**Description of the task**
Filter the listing and keep only the lines with the word "damage".

(begin)

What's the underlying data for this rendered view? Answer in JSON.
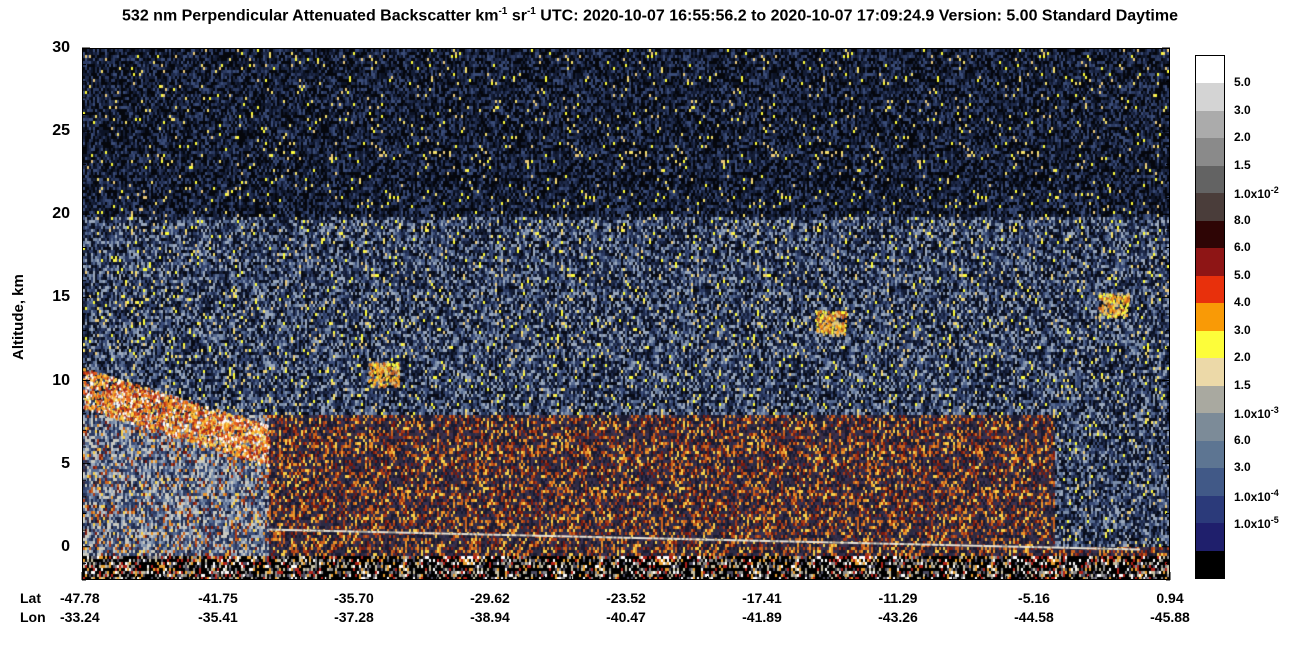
{
  "title": {
    "prefix": "532 nm Perpendicular Attenuated Backscatter km",
    "exp1": "-1",
    "mid": " sr",
    "exp2": "-1",
    "suffix": "  UTC: 2020-10-07 16:55:56.2 to 2020-10-07 17:09:24.9  Version: 5.00 Standard Daytime"
  },
  "chart_data": {
    "type": "heatmap",
    "ylabel": "Altitude, km",
    "ylim": [
      -2,
      30
    ],
    "y_ticks": [
      "0",
      "5",
      "10",
      "15",
      "20",
      "25",
      "30"
    ],
    "y_tick_values": [
      0,
      5,
      10,
      15,
      20,
      25,
      30
    ],
    "x_row_labels": [
      "Lat",
      "Lon"
    ],
    "lat_ticks": [
      "-47.78",
      "-41.75",
      "-35.70",
      "-29.62",
      "-23.52",
      "-17.41",
      "-11.29",
      "-5.16",
      "0.94"
    ],
    "lon_ticks": [
      "-33.24",
      "-35.41",
      "-37.28",
      "-38.94",
      "-40.47",
      "-41.89",
      "-43.26",
      "-44.58",
      "-45.88"
    ],
    "colorbar": {
      "colors": [
        "#ffffff",
        "#d4d4d4",
        "#ababab",
        "#8a8a8a",
        "#636363",
        "#4a3d3a",
        "#2e0505",
        "#8e1515",
        "#e8300c",
        "#f99a06",
        "#fdfd3a",
        "#ecd9a8",
        "#a9a9a0",
        "#7c8b98",
        "#5d7592",
        "#415987",
        "#2b3a7a",
        "#1f1f6c",
        "#000000"
      ],
      "labels": [
        {
          "text": "5.0",
          "exp": ""
        },
        {
          "text": "3.0",
          "exp": ""
        },
        {
          "text": "2.0",
          "exp": ""
        },
        {
          "text": "1.5",
          "exp": ""
        },
        {
          "text": "1.0x10",
          "exp": "-2"
        },
        {
          "text": "8.0",
          "exp": ""
        },
        {
          "text": "6.0",
          "exp": ""
        },
        {
          "text": "5.0",
          "exp": ""
        },
        {
          "text": "4.0",
          "exp": ""
        },
        {
          "text": "3.0",
          "exp": ""
        },
        {
          "text": "2.0",
          "exp": ""
        },
        {
          "text": "1.5",
          "exp": ""
        },
        {
          "text": "1.0x10",
          "exp": "-3"
        },
        {
          "text": "6.0",
          "exp": ""
        },
        {
          "text": "3.0",
          "exp": ""
        },
        {
          "text": "1.0x10",
          "exp": "-4"
        },
        {
          "text": "1.0x10",
          "exp": "-5"
        }
      ]
    }
  }
}
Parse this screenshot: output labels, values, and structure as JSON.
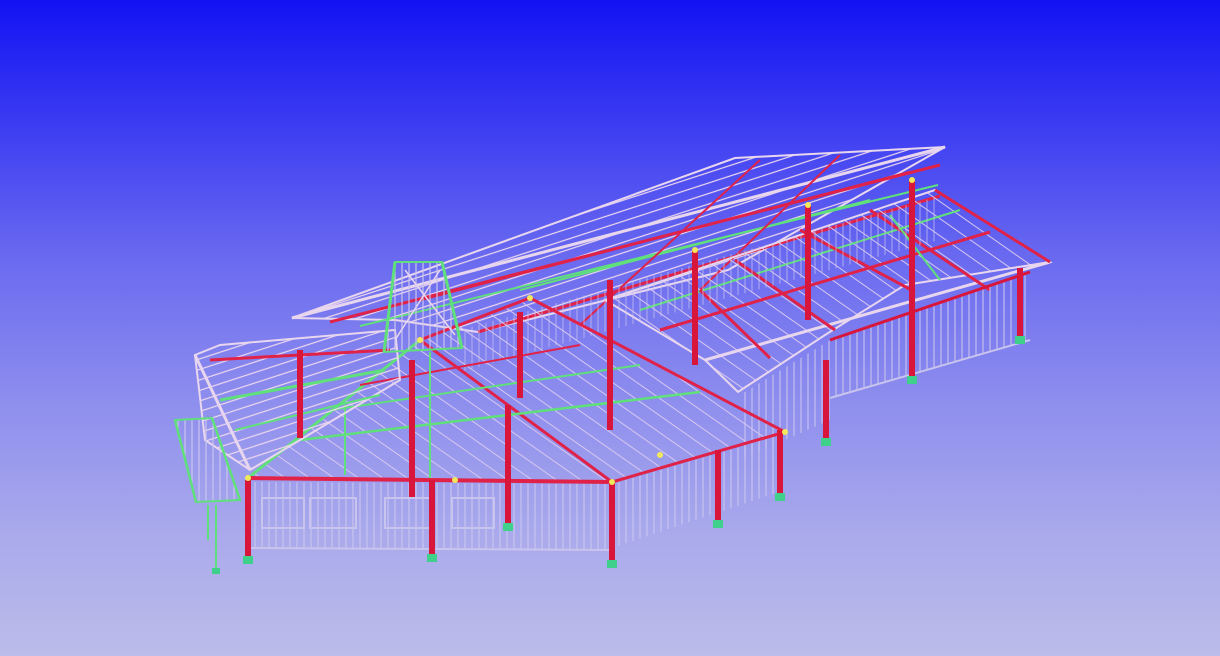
{
  "viewport": {
    "kind": "3d-model-viewer",
    "background_top": "#1212f4",
    "background_bottom": "#bcbcea"
  },
  "model": {
    "subject": "steel-frame-building",
    "view": "isometric-wireframe",
    "colors": {
      "columns": "#d8153a",
      "beams": "#e02248",
      "bracing": "#5fe07a",
      "purlins": "#e6d2e6",
      "studs": "#c9c4ee",
      "joints": "#f2e85a",
      "base_plates": "#3fd08c"
    }
  }
}
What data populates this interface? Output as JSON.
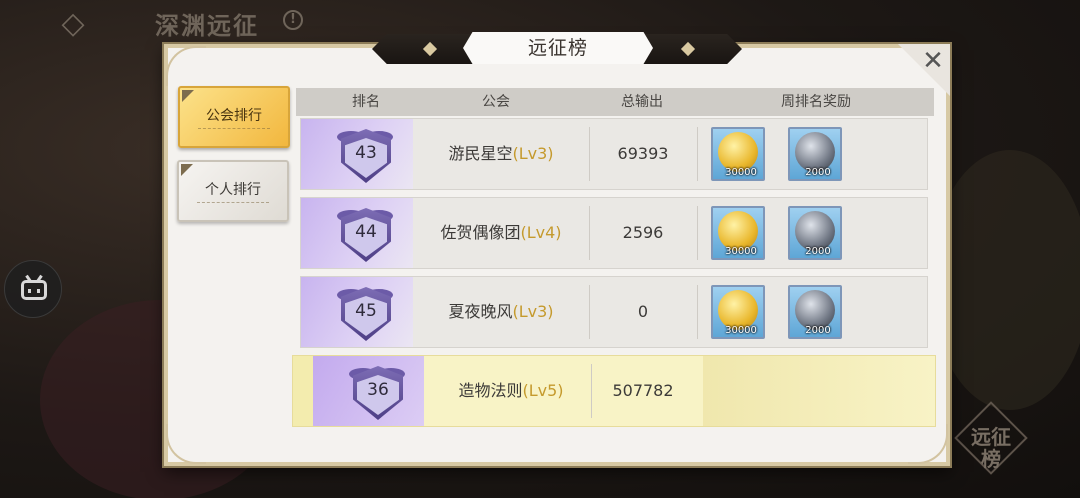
{
  "background": {
    "title": "深渊远征",
    "info_glyph": "!",
    "emblem_text": "远征榜"
  },
  "panel": {
    "title": "远征榜",
    "close_glyph": "✕"
  },
  "tabs": [
    {
      "label": "公会排行",
      "active": true
    },
    {
      "label": "个人排行",
      "active": false
    }
  ],
  "table": {
    "headers": [
      "排名",
      "公会",
      "总输出",
      "周排名奖励"
    ],
    "rows": [
      {
        "rank": "43",
        "name": "游民星空",
        "level": "(Lv3)",
        "damage": "69393",
        "rewards": [
          {
            "type": "gold-coin",
            "qty": "30000"
          },
          {
            "type": "silver-coin",
            "qty": "2000"
          }
        ]
      },
      {
        "rank": "44",
        "name": "佐贺偶像团",
        "level": "(Lv4)",
        "damage": "2596",
        "rewards": [
          {
            "type": "gold-coin",
            "qty": "30000"
          },
          {
            "type": "silver-coin",
            "qty": "2000"
          }
        ]
      },
      {
        "rank": "45",
        "name": "夏夜晚风",
        "level": "(Lv3)",
        "damage": "0",
        "rewards": [
          {
            "type": "gold-coin",
            "qty": "30000"
          },
          {
            "type": "silver-coin",
            "qty": "2000"
          }
        ]
      }
    ],
    "my_guild": {
      "rank": "36",
      "name": "造物法则",
      "level": "(Lv5)",
      "damage": "507782"
    }
  },
  "colors": {
    "accent_gold": "#f2b73e",
    "level_text": "#c59a2d",
    "rank_purple": "#c8b4ef",
    "my_row": "#f8f3c6"
  }
}
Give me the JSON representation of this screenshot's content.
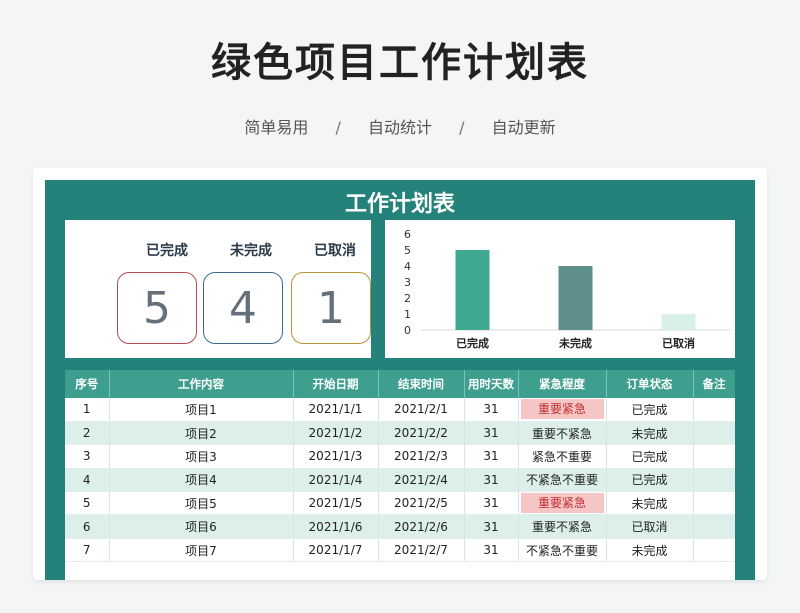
{
  "page": {
    "title": "绿色项目工作计划表",
    "subtitle_items": [
      "简单易用",
      "自动统计",
      "自动更新"
    ],
    "subtitle_sep": "/"
  },
  "sheet": {
    "title": "工作计划表",
    "stats": [
      {
        "label": "已完成",
        "value": "5",
        "color": "#b94a56"
      },
      {
        "label": "未完成",
        "value": "4",
        "color": "#3d6a8c"
      },
      {
        "label": "已取消",
        "value": "1",
        "color": "#b8952e"
      }
    ]
  },
  "chart_data": {
    "type": "bar",
    "categories": [
      "已完成",
      "未完成",
      "已取消"
    ],
    "values": [
      5,
      4,
      1
    ],
    "colors": [
      "#3ea890",
      "#5f8f8a",
      "#d9f0ea"
    ],
    "ylim": [
      0,
      6
    ],
    "yticks": [
      "0",
      "1",
      "2",
      "3",
      "4",
      "5",
      "6"
    ],
    "grid": false
  },
  "table": {
    "headers": [
      "序号",
      "工作内容",
      "开始日期",
      "结束时间",
      "用时天数",
      "紧急程度",
      "订单状态",
      "备注"
    ],
    "rows": [
      [
        "1",
        "项目1",
        "2021/1/1",
        "2021/2/1",
        "31",
        "重要紧急",
        "已完成",
        ""
      ],
      [
        "2",
        "项目2",
        "2021/1/2",
        "2021/2/2",
        "31",
        "重要不紧急",
        "未完成",
        ""
      ],
      [
        "3",
        "项目3",
        "2021/1/3",
        "2021/2/3",
        "31",
        "紧急不重要",
        "已完成",
        ""
      ],
      [
        "4",
        "项目4",
        "2021/1/4",
        "2021/2/4",
        "31",
        "不紧急不重要",
        "已完成",
        ""
      ],
      [
        "5",
        "项目5",
        "2021/1/5",
        "2021/2/5",
        "31",
        "重要紧急",
        "未完成",
        ""
      ],
      [
        "6",
        "项目6",
        "2021/1/6",
        "2021/2/6",
        "31",
        "重要不紧急",
        "已取消",
        ""
      ],
      [
        "7",
        "项目7",
        "2021/1/7",
        "2021/2/7",
        "31",
        "不紧急不重要",
        "未完成",
        ""
      ]
    ],
    "highlight_value": "重要紧急",
    "highlight_color": "#f6c6c6"
  }
}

(end)

**Full output**
        "damage": "69393",
        "damage": "2596",
        "damage": "0",
      "damage": "507782"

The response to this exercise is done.